*Requirement*:
Comb through the entries for "mopedien" and pull out each line that holds it.

Extracts from a graphics dataset
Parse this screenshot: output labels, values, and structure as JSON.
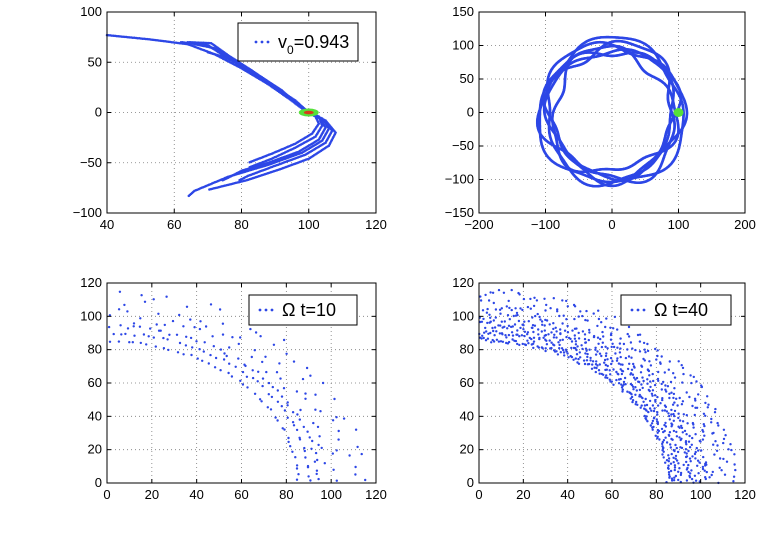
{
  "figure": {
    "layout": "2x2 subplot grid"
  },
  "colors": {
    "points": "#2d47e6",
    "start_fill": "#56e03a",
    "start_center": "#d63a1a",
    "grid": "#7a7a7a",
    "axes": "#000000"
  },
  "chart_data": [
    {
      "id": "tl",
      "type": "scatter",
      "title": "",
      "xlim": [
        40,
        120
      ],
      "ylim": [
        -100,
        100
      ],
      "xticks": [
        "40",
        "60",
        "80",
        "100",
        "120"
      ],
      "yticks": [
        "100",
        "50",
        "0",
        "−50",
        "−100"
      ],
      "legend": {
        "text": "v",
        "sub": "0",
        "suffix": "=0.943",
        "placement": "top-right"
      },
      "grid": true,
      "start_marker": {
        "x": 100,
        "y": 0
      },
      "trajectories": [
        [
          [
            40,
            77
          ],
          [
            52,
            73
          ],
          [
            64,
            68
          ],
          [
            72,
            58
          ],
          [
            80,
            44
          ],
          [
            88,
            28
          ],
          [
            94,
            14
          ],
          [
            98,
            4
          ],
          [
            100,
            0
          ],
          [
            104,
            -6
          ],
          [
            106,
            -16
          ],
          [
            104,
            -28
          ],
          [
            98,
            -40
          ],
          [
            88,
            -52
          ],
          [
            76,
            -64
          ],
          [
            66,
            -78
          ],
          [
            64,
            -84
          ]
        ],
        [
          [
            62,
            70
          ],
          [
            70,
            67
          ],
          [
            75,
            56
          ],
          [
            82,
            42
          ],
          [
            89,
            27
          ],
          [
            95,
            13
          ],
          [
            99,
            3
          ],
          [
            100,
            0
          ],
          [
            103,
            -5
          ],
          [
            105,
            -15
          ],
          [
            103,
            -27
          ],
          [
            97,
            -39
          ],
          [
            88,
            -50
          ],
          [
            80,
            -58
          ],
          [
            76,
            -65
          ],
          [
            74,
            -68
          ]
        ],
        [
          [
            64,
            70
          ],
          [
            71,
            69
          ],
          [
            76,
            57
          ],
          [
            83,
            42
          ],
          [
            90,
            26
          ],
          [
            95,
            12
          ],
          [
            99,
            3
          ],
          [
            100,
            0
          ],
          [
            104,
            -7
          ],
          [
            107,
            -18
          ],
          [
            105,
            -30
          ],
          [
            99,
            -42
          ],
          [
            90,
            -53
          ],
          [
            82,
            -63
          ],
          [
            79,
            -68
          ]
        ],
        [
          [
            66,
            68
          ],
          [
            72,
            64
          ],
          [
            77,
            53
          ],
          [
            84,
            39
          ],
          [
            90,
            25
          ],
          [
            96,
            12
          ],
          [
            99,
            3
          ],
          [
            100,
            0
          ],
          [
            103,
            -4
          ],
          [
            104,
            -13
          ],
          [
            102,
            -24
          ],
          [
            96,
            -35
          ],
          [
            89,
            -46
          ],
          [
            82,
            -55
          ]
        ],
        [
          [
            68,
            68
          ],
          [
            73,
            62
          ],
          [
            78,
            51
          ],
          [
            85,
            37
          ],
          [
            91,
            24
          ],
          [
            96,
            11
          ],
          [
            99,
            2
          ],
          [
            100,
            0
          ],
          [
            105,
            -8
          ],
          [
            108,
            -20
          ],
          [
            106,
            -33
          ],
          [
            100,
            -46
          ],
          [
            91,
            -57
          ],
          [
            82,
            -67
          ],
          [
            70,
            -77
          ]
        ],
        [
          [
            70,
            60
          ],
          [
            75,
            55
          ],
          [
            80,
            47
          ],
          [
            86,
            35
          ],
          [
            92,
            22
          ],
          [
            96,
            10
          ],
          [
            99,
            2
          ],
          [
            100,
            0
          ],
          [
            102,
            -4
          ],
          [
            103,
            -11
          ],
          [
            101,
            -21
          ],
          [
            96,
            -31
          ],
          [
            89,
            -41
          ],
          [
            82,
            -50
          ]
        ]
      ]
    },
    {
      "id": "tr",
      "type": "scatter",
      "title": "",
      "xlim": [
        -200,
        200
      ],
      "ylim": [
        -150,
        150
      ],
      "xticks": [
        "−200",
        "−100",
        "0",
        "100",
        "200"
      ],
      "yticks": [
        "150",
        "100",
        "50",
        "0",
        "−50",
        "−100",
        "−150"
      ],
      "grid": true,
      "start_marker": {
        "x": 100,
        "y": 0
      },
      "rings": [
        {
          "radius": 97,
          "wobble": 9,
          "phase": 0.0
        },
        {
          "radius": 103,
          "wobble": 8,
          "phase": 1.1
        },
        {
          "radius": 92,
          "wobble": 10,
          "phase": 2.3
        },
        {
          "radius": 108,
          "wobble": 7,
          "phase": 3.4
        },
        {
          "radius": 100,
          "wobble": 11,
          "phase": 4.6
        },
        {
          "radius": 95,
          "wobble": 6,
          "phase": 5.5
        }
      ]
    },
    {
      "id": "bl",
      "type": "scatter",
      "title": "",
      "xlim": [
        0,
        120
      ],
      "ylim": [
        0,
        120
      ],
      "xticks": [
        "0",
        "20",
        "40",
        "60",
        "80",
        "100",
        "120"
      ],
      "yticks": [
        "120",
        "100",
        "80",
        "60",
        "40",
        "20",
        "0"
      ],
      "legend": {
        "text": "Ω t=10",
        "placement": "top-right"
      },
      "grid": true,
      "arcs": [
        {
          "radius": 85,
          "count": 40,
          "jitter": 0.6
        },
        {
          "radius": 90,
          "count": 42,
          "jitter": 0.8
        },
        {
          "radius": 94,
          "count": 44,
          "jitter": 1.0
        },
        {
          "radius": 100,
          "count": 34,
          "jitter": 3.5
        },
        {
          "radius": 108,
          "count": 30,
          "jitter": 5.0
        },
        {
          "radius": 114,
          "count": 18,
          "jitter": 3.0
        }
      ]
    },
    {
      "id": "br",
      "type": "scatter",
      "title": "",
      "xlim": [
        0,
        120
      ],
      "ylim": [
        0,
        120
      ],
      "xticks": [
        "0",
        "20",
        "40",
        "60",
        "80",
        "100",
        "120"
      ],
      "yticks": [
        "120",
        "100",
        "80",
        "60",
        "40",
        "20",
        "0"
      ],
      "legend": {
        "text": "Ω t=40",
        "placement": "top-right"
      },
      "grid": true,
      "arcs": [
        {
          "radius": 86,
          "count": 140,
          "jitter": 1.5
        },
        {
          "radius": 90,
          "count": 150,
          "jitter": 2.0
        },
        {
          "radius": 95,
          "count": 150,
          "jitter": 2.0
        },
        {
          "radius": 100,
          "count": 130,
          "jitter": 3.0
        },
        {
          "radius": 106,
          "count": 120,
          "jitter": 4.0
        },
        {
          "radius": 113,
          "count": 90,
          "jitter": 4.0
        }
      ]
    }
  ]
}
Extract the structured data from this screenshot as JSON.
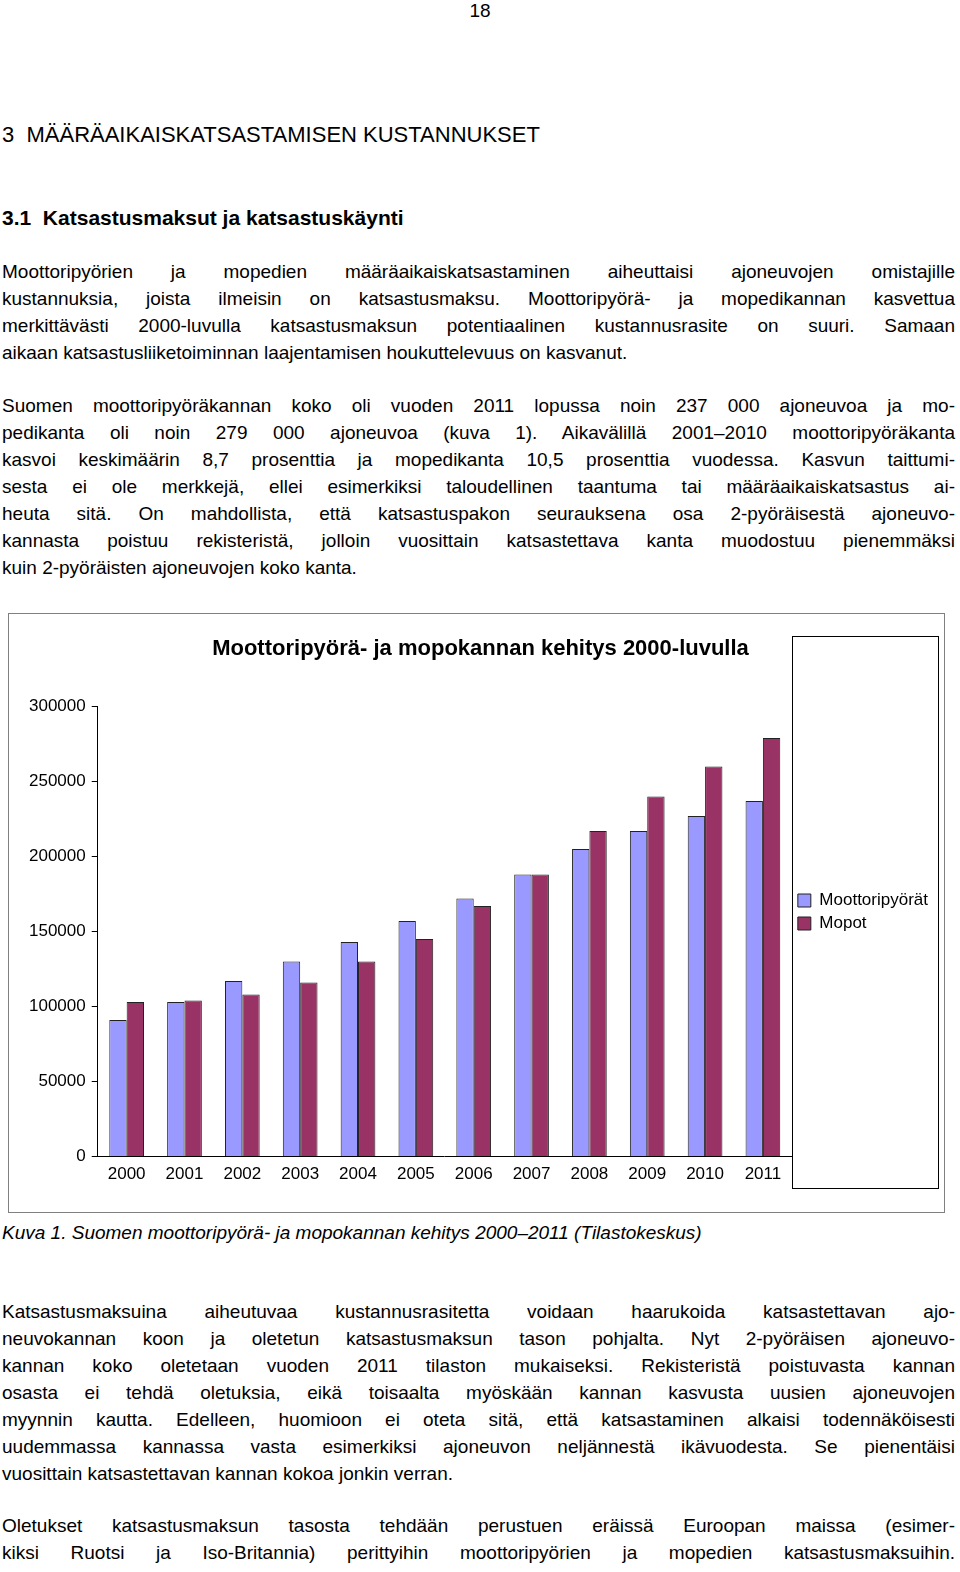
{
  "page": {
    "page_number": "18",
    "heading": "3  MÄÄRÄAIKAISKATSASTAMISEN KUSTANNUKSET",
    "subheading": "3.1  Katsastusmaksut ja katsastuskäynti",
    "paragraphs_before": [
      [
        "Moottoripyörien ja mopedien määräaikaiskatsastaminen aiheuttaisi ajoneuvojen omistajille",
        "kustannuksia, joista ilmeisin on katsastusmaksu. Moottoripyörä- ja mopedikannan kasvettua",
        "merkittävästi 2000-luvulla katsastusmaksun potentiaalinen kustannusrasite on suuri. Samaan",
        "aikaan katsastusliiketoiminnan laajentamisen houkuttelevuus on kasvanut."
      ],
      [
        "Suomen moottoripyöräkannan koko oli vuoden 2011 lopussa noin 237 000 ajoneuvoa ja mo-",
        "pedikanta oli noin 279 000 ajoneuvoa (kuva 1). Aikavälillä 2001–2010 moottoripyöräkanta",
        "kasvoi keskimäärin 8,7 prosenttia ja mopedikanta 10,5 prosenttia vuodessa. Kasvun taittumi-",
        "sesta ei ole merkkejä, ellei esimerkiksi taloudellinen taantuma tai määräaikaiskatsastus ai-",
        "heuta sitä. On mahdollista, että katsastuspakon seurauksena osa 2-pyöräisestä ajoneuvo-",
        "kannasta poistuu rekisteristä, jolloin vuosittain katsastettava kanta muodostuu pienemmäksi",
        "kuin 2-pyöräisten ajoneuvojen koko kanta."
      ]
    ],
    "caption": "Kuva 1. Suomen moottoripyörä- ja mopokannan kehitys 2000–2011 (Tilastokeskus)",
    "paragraphs_after": [
      [
        "Katsastusmaksuina aiheutuvaa kustannusrasitetta voidaan haarukoida katsastettavan ajo-",
        "neuvokannan koon ja oletetun katsastusmaksun tason pohjalta. Nyt 2-pyöräisen ajoneuvo-",
        "kannan koko oletetaan vuoden 2011 tilaston mukaiseksi. Rekisteristä poistuvasta kannan",
        "osasta ei tehdä oletuksia, eikä toisaalta myöskään kannan kasvusta uusien ajoneuvojen",
        "myynnin kautta. Edelleen, huomioon ei oteta sitä, että katsastaminen alkaisi todennäköisesti",
        "uudemmassa kannassa vasta esimerkiksi ajoneuvon neljännestä ikävuodesta. Se pienentäisi",
        "vuosittain katsastettavan kannan kokoa jonkin verran."
      ],
      [
        "Oletukset katsastusmaksun tasosta tehdään perustuen eräissä Euroopan maissa (esimer-",
        "kiksi Ruotsi ja Iso-Britannia) perittyihin moottoripyörien ja mopedien katsastusmaksuihin."
      ]
    ]
  },
  "chart_data": {
    "type": "bar",
    "title": "Moottoripyörä- ja mopokannan kehitys 2000-luvulla",
    "categories": [
      "2000",
      "2001",
      "2002",
      "2003",
      "2004",
      "2005",
      "2006",
      "2007",
      "2008",
      "2009",
      "2010",
      "2011"
    ],
    "series": [
      {
        "name": "Moottoripyörät",
        "color": "#9999ff",
        "values": [
          91000,
          103000,
          117000,
          130000,
          143000,
          157000,
          172000,
          188000,
          205000,
          217000,
          227000,
          237000
        ]
      },
      {
        "name": "Mopot",
        "color": "#993366",
        "values": [
          103000,
          104000,
          108000,
          116000,
          130000,
          145000,
          167000,
          188000,
          217000,
          240000,
          260000,
          279000
        ]
      }
    ],
    "ylim": [
      0,
      300000
    ],
    "yticks": [
      0,
      50000,
      100000,
      150000,
      200000,
      250000,
      300000
    ],
    "grid": false,
    "legend": "right"
  }
}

*Answer in full*:
        "Moottoripyörien ja mopedien määräaikaiskatsastaminen aiheuttaisi ajoneuvojen omistajille",
        "kiksi Ruotsi ja Iso-Britannia) perittyihin moottoripyörien ja mopedien katsastusmaksuihin."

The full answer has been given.